TASK BRIEF:
Check each line of the listing below for the string "défunt", and give only how many lines hold it.

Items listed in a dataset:
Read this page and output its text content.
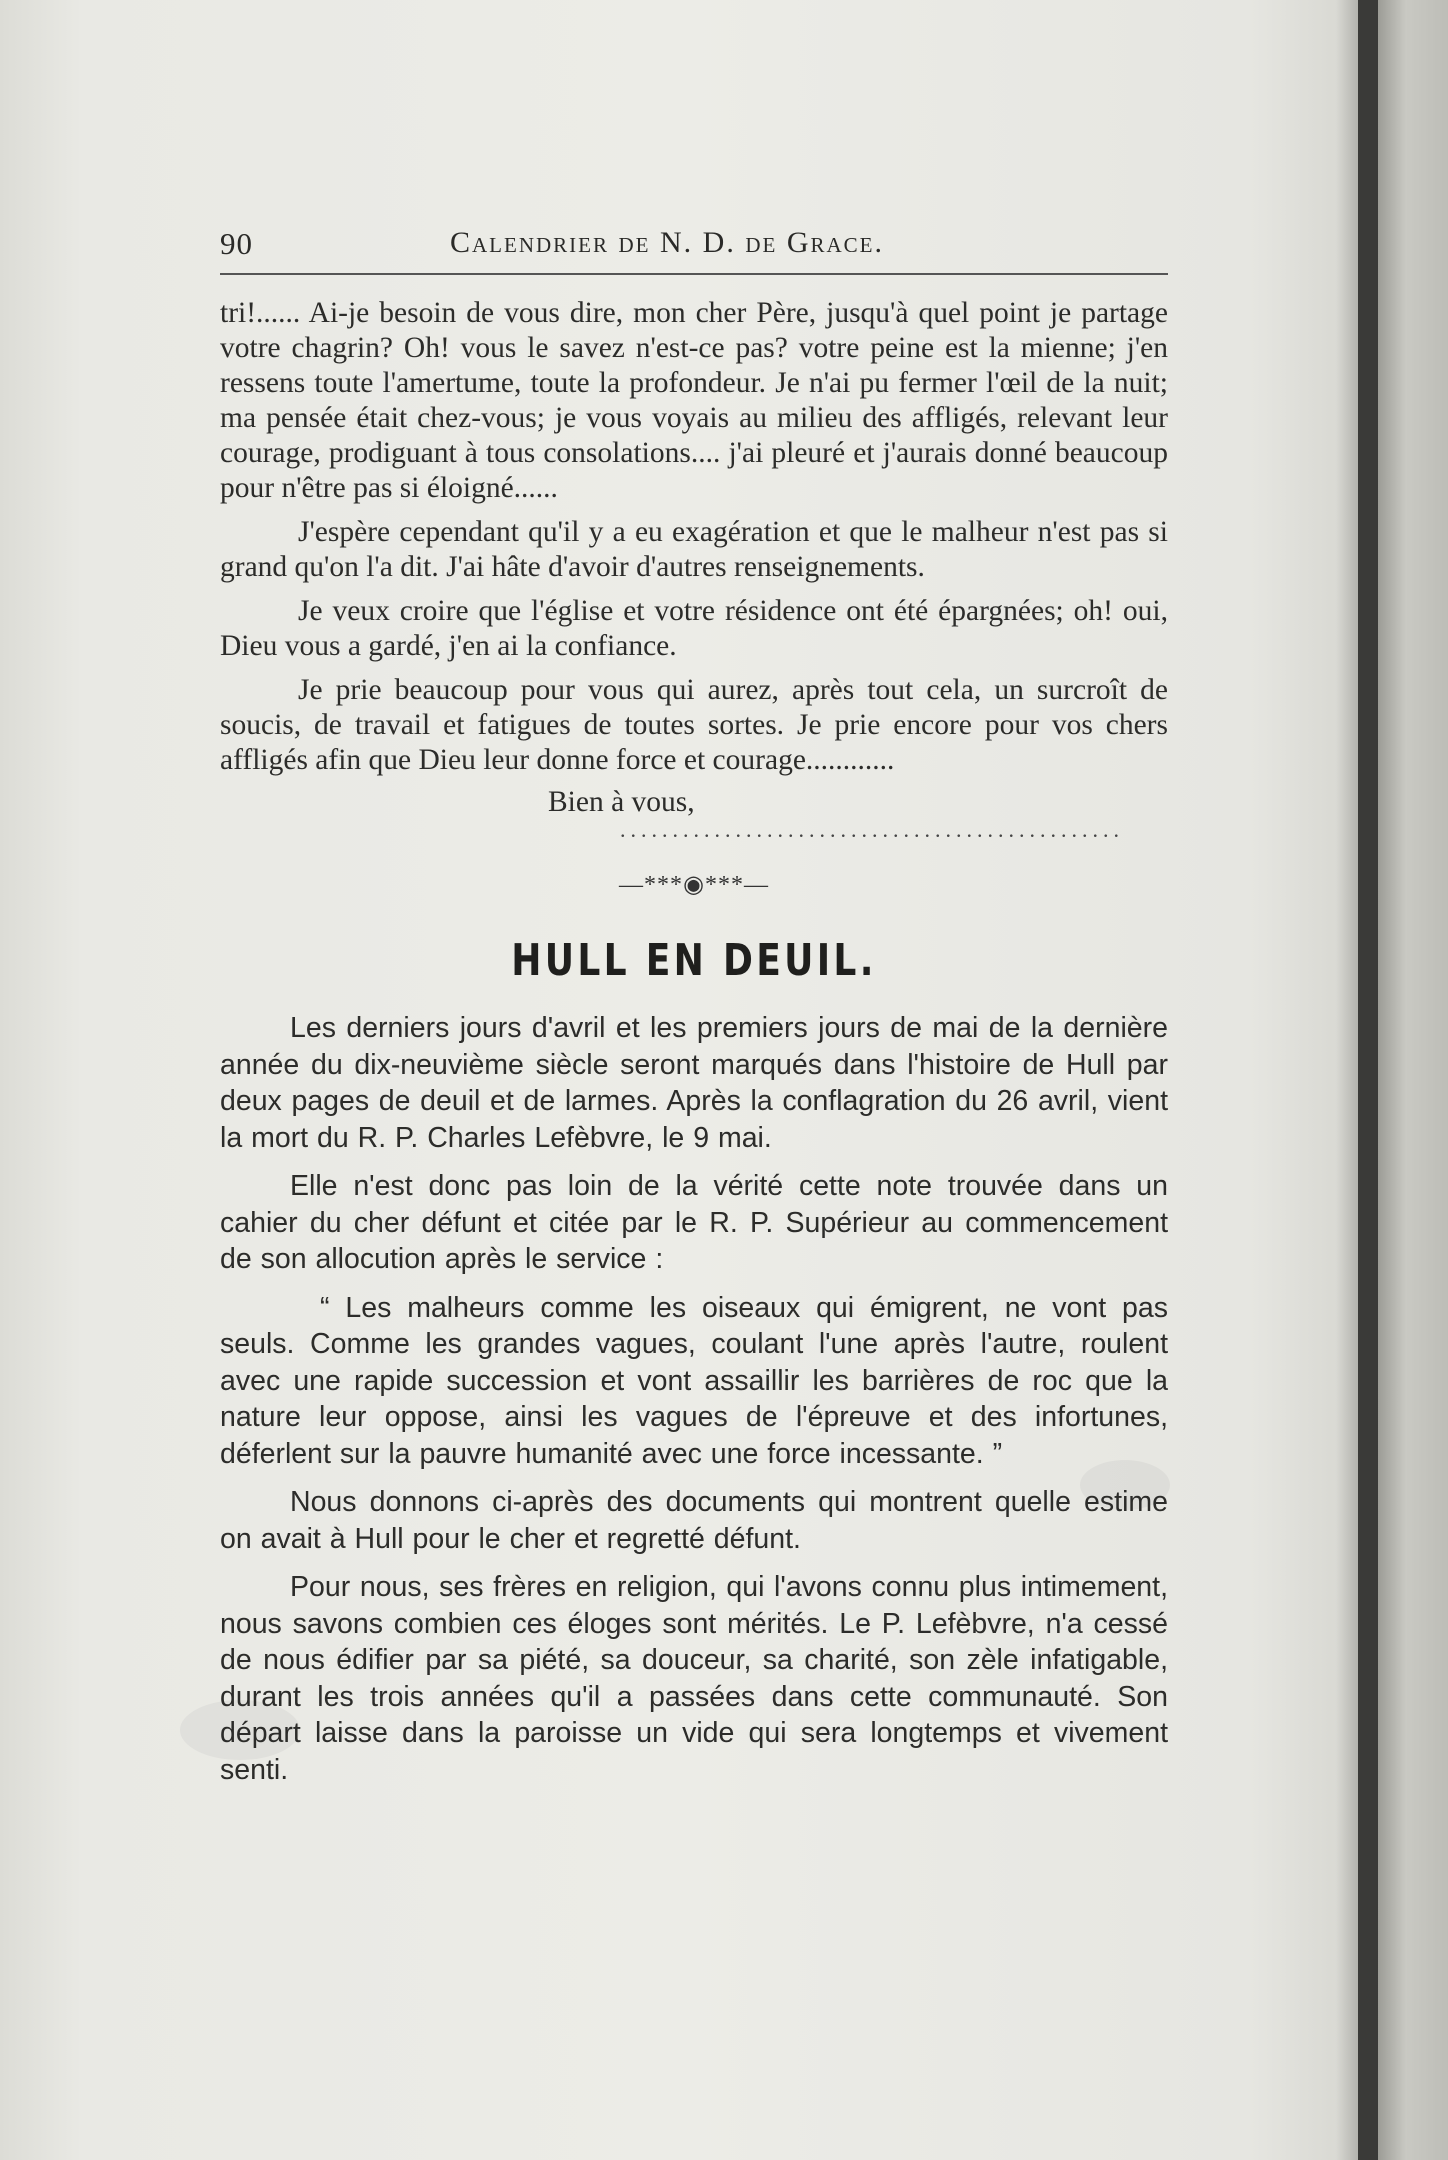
90	Calendrier de N. D. de Grace.

tri!...... Ai-je besoin de vous dire, mon cher Père, jusqu'à quel point je partage votre chagrin? Oh! vous le savez n'est-ce pas? votre peine est la mienne; j'en ressens toute l'amertume, toute la profondeur. Je n'ai pu fermer l'œil de la nuit; ma pensée était chez-vous; je vous voyais au milieu des affligés, relevant leur courage, prodiguant à tous consolations.... j'ai pleuré et j'aurais donné beaucoup pour n'être pas si éloigné......

J'espère cependant qu'il y a eu exagération et que le malheur n'est pas si grand qu'on l'a dit. J'ai hâte d'avoir d'autres renseignements.

Je veux croire que l'église et votre résidence ont été épargnées; oh! oui, Dieu vous a gardé, j'en ai la confiance.

Je prie beaucoup pour vous qui aurez, après tout cela, un surcroît de soucis, de travail et fatigues de toutes sortes. Je prie encore pour vos chers affligés afin que Dieu leur donne force et courage............

Bien à vous,
................................................
—***◉***—
HULL EN DEUIL.

Les derniers jours d'avril et les premiers jours de mai de la dernière année du dix-neuvième siècle seront marqués dans l'histoire de Hull par deux pages de deuil et de larmes. Après la conflagration du 26 avril, vient la mort du R. P. Charles Lefèbvre, le 9 mai.

Elle n'est donc pas loin de la vérité cette note trouvée dans un cahier du cher défunt et citée par le R. P. Supérieur au commencement de son allocution après le service :

“ Les malheurs comme les oiseaux qui émigrent, ne vont pas seuls. Comme les grandes vagues, coulant l'une après l'autre, roulent avec une rapide succession et vont assaillir les barrières de roc que la nature leur oppose, ainsi les vagues de l'épreuve et des infortunes, déferlent sur la pauvre humanité avec une force incessante. ”

Nous donnons ci-après des documents qui montrent quelle estime on avait à Hull pour le cher et regretté défunt.

Pour nous, ses frères en religion, qui l'avons connu plus intimement, nous savons combien ces éloges sont mérités. Le P. Lefèbvre, n'a cessé de nous édifier par sa piété, sa douceur, sa charité, son zèle infatigable, durant les trois années qu'il a passées dans cette communauté. Son départ laisse dans la paroisse un vide qui sera longtemps et vivement senti.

FINISHED EXERCISE:
2